◆ What to do:
Sort through the entries below and pull out lines containing the word "Version".

◆ Data records:
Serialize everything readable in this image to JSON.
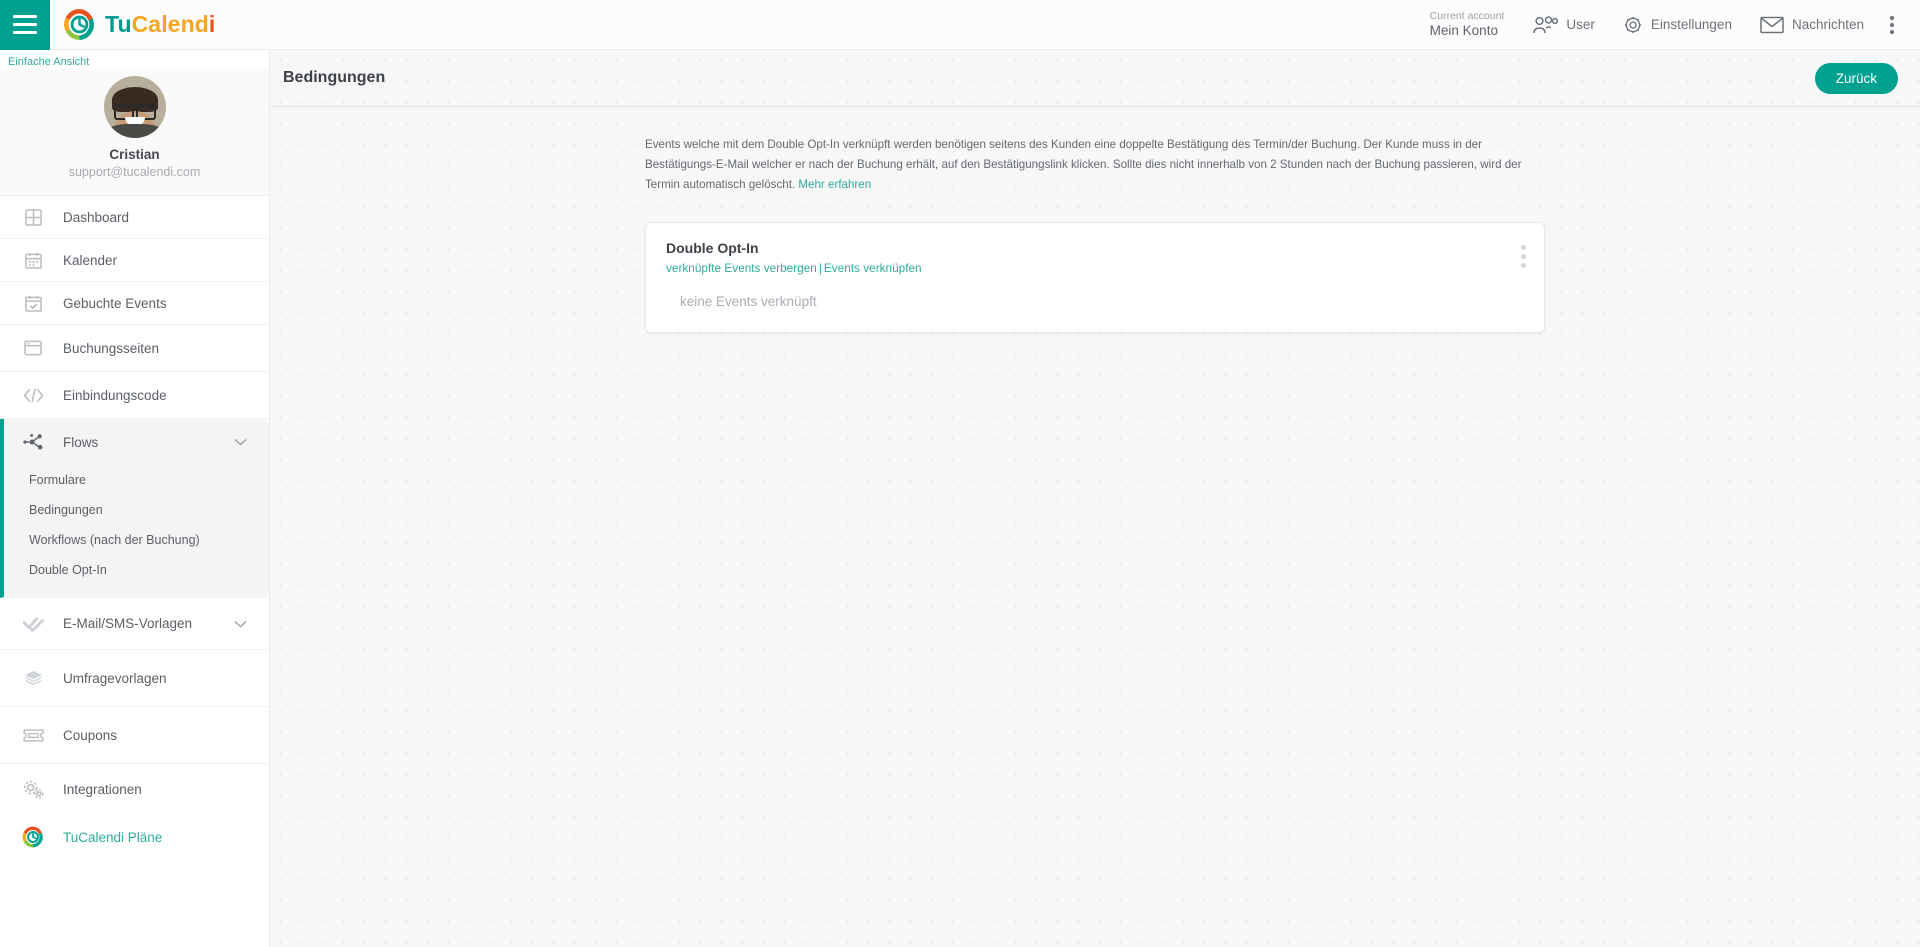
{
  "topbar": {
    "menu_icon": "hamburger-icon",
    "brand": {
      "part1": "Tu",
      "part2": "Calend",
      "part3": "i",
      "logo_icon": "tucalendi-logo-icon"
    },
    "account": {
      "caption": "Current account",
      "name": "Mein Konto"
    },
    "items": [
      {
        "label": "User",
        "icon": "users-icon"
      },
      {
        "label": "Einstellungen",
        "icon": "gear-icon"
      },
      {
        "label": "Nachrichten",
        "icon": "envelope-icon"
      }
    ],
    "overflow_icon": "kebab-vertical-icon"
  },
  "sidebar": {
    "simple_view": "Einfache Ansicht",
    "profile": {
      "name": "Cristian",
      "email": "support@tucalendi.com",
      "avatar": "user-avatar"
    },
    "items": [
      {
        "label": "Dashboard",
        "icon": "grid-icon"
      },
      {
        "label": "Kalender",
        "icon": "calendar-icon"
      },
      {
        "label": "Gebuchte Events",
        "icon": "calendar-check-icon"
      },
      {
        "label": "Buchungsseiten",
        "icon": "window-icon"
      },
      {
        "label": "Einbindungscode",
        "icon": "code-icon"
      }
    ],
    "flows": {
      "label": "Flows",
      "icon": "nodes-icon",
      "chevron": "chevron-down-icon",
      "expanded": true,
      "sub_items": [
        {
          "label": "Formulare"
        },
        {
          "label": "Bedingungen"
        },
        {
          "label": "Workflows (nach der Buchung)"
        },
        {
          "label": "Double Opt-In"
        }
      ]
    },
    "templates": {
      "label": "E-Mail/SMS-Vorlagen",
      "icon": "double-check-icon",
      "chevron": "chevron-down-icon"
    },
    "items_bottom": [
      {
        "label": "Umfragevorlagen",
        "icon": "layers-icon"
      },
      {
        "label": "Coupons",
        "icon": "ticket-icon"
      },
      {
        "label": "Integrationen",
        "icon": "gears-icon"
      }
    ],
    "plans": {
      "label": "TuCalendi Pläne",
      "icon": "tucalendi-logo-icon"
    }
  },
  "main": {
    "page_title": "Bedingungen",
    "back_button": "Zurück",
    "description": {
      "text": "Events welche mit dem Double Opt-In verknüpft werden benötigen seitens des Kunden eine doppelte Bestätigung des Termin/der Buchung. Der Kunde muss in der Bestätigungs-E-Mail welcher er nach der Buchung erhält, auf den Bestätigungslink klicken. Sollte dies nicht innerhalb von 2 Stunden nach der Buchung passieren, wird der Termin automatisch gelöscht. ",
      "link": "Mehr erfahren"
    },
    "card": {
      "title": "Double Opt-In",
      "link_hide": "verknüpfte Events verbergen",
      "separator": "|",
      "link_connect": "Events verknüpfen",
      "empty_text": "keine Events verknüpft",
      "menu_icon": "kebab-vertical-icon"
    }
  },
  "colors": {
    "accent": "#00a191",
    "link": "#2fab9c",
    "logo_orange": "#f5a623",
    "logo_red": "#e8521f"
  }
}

---

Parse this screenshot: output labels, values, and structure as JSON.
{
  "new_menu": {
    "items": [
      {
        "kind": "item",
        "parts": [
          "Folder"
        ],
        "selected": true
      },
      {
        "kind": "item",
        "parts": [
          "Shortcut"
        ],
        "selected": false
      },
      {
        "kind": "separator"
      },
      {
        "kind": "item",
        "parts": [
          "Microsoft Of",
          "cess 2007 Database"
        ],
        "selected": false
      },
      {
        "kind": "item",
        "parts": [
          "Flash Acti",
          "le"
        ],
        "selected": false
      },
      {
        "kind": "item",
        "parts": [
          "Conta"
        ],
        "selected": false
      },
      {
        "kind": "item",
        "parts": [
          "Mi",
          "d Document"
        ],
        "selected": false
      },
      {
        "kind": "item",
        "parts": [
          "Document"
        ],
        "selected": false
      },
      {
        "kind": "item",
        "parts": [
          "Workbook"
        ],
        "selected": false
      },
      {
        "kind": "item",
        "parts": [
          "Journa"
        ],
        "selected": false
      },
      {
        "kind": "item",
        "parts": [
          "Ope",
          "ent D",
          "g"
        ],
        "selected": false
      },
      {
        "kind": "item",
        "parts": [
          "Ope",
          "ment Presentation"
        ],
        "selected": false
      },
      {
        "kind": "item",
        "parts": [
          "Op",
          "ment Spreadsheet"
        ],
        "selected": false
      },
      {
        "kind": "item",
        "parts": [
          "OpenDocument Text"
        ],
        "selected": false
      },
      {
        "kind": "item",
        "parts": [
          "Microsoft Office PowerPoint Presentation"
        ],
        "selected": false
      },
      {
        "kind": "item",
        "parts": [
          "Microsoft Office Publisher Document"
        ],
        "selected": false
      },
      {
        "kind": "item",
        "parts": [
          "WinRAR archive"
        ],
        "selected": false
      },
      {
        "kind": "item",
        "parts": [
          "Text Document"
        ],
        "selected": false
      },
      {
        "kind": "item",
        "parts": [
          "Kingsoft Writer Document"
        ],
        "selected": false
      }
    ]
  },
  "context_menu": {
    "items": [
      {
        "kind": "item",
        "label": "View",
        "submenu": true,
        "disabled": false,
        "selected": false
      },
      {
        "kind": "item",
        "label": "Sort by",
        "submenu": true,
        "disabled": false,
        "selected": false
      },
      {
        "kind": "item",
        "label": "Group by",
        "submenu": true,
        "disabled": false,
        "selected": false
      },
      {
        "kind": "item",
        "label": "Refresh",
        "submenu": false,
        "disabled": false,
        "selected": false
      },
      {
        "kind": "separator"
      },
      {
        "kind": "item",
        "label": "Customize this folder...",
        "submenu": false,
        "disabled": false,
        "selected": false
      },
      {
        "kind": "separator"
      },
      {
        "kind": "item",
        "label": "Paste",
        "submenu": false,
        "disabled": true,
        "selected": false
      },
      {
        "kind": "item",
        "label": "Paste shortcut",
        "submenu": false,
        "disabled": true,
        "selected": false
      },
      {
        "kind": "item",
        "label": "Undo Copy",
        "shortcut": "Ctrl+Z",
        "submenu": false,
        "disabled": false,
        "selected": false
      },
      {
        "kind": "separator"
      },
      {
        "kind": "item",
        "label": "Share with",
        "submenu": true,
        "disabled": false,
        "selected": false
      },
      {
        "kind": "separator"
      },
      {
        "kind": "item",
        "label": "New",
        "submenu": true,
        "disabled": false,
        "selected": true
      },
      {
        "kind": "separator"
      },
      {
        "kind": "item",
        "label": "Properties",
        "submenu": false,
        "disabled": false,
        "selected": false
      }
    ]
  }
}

==

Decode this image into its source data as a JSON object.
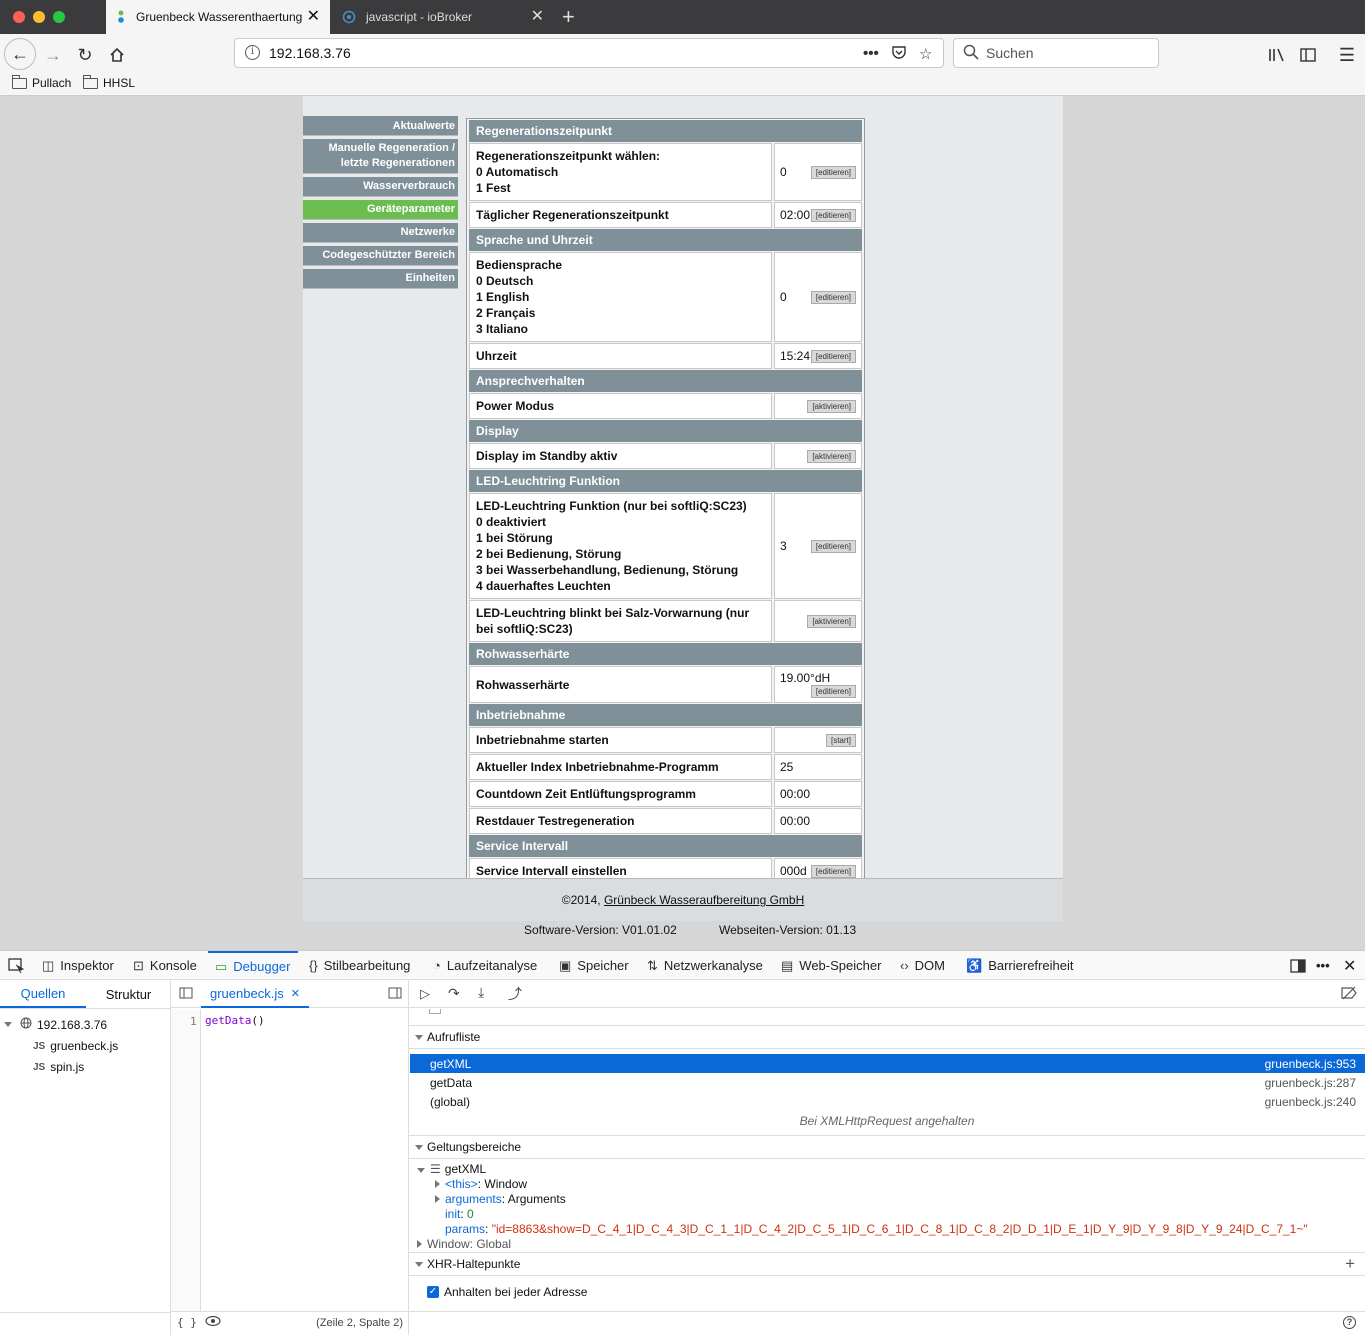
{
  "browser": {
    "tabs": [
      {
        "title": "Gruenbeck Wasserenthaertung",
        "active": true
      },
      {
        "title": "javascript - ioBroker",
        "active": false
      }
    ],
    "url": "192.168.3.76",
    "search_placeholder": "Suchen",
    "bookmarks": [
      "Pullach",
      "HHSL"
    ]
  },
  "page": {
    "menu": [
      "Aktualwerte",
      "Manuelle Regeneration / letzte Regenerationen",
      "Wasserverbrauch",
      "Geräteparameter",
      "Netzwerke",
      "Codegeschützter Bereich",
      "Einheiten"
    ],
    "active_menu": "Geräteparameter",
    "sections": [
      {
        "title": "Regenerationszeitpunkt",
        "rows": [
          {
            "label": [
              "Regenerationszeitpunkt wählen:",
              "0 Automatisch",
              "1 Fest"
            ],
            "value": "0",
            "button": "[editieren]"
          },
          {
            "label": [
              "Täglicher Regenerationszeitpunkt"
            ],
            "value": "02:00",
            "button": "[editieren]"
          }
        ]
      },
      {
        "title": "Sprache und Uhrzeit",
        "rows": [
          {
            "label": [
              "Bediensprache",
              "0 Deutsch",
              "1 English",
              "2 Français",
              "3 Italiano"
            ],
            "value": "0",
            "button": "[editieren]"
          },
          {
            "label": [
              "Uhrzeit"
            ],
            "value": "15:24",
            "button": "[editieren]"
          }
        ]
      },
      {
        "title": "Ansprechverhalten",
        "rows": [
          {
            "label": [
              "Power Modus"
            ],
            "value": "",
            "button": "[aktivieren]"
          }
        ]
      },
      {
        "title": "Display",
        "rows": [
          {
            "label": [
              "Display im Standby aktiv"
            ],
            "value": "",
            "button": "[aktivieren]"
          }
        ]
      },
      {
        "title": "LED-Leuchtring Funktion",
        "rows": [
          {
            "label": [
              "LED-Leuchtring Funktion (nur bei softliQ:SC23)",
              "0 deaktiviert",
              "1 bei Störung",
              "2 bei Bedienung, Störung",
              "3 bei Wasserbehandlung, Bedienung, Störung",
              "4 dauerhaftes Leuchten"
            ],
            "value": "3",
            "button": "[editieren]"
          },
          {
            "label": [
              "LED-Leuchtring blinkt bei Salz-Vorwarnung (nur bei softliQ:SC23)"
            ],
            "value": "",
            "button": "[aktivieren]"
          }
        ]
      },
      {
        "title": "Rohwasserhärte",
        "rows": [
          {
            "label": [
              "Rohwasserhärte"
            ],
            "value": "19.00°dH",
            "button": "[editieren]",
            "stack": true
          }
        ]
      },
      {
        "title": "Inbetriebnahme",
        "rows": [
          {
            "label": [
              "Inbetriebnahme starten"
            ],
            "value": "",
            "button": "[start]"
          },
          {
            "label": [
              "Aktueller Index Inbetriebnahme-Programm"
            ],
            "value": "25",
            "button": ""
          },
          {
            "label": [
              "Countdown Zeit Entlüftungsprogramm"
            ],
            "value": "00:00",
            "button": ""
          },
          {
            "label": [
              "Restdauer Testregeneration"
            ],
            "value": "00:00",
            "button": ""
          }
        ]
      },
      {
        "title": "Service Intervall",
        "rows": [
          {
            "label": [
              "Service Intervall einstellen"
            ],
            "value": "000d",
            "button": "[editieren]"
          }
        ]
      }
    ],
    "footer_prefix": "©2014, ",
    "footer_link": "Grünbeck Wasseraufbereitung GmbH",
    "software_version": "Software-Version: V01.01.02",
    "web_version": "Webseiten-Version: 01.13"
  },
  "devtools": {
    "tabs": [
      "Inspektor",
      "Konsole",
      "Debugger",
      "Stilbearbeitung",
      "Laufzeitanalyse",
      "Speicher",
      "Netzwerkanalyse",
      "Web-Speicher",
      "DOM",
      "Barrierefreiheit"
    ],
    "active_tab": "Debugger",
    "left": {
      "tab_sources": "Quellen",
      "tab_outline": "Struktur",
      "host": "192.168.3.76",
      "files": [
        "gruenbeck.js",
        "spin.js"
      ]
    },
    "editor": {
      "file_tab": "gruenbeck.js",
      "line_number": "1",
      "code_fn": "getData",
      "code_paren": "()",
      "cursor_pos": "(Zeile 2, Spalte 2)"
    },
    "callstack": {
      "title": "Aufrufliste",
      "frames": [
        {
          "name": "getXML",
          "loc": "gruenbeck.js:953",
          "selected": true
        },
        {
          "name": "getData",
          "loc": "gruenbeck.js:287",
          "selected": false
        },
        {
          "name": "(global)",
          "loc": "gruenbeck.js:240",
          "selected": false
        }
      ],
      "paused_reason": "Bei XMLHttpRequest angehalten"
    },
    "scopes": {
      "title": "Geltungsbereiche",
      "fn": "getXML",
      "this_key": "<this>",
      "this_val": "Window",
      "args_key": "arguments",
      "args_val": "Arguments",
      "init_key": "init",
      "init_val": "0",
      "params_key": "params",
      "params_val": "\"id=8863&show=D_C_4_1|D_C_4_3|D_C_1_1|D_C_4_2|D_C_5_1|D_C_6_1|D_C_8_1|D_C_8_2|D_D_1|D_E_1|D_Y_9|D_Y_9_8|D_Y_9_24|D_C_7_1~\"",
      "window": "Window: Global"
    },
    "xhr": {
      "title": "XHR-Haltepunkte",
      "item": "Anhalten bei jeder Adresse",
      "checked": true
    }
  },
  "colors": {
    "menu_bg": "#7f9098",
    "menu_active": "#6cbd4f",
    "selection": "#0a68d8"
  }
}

◆ Correct answer:
    "software_version": "Software-Version: V01.01.02",
    "web_version": "Webseiten-Version: 01.13"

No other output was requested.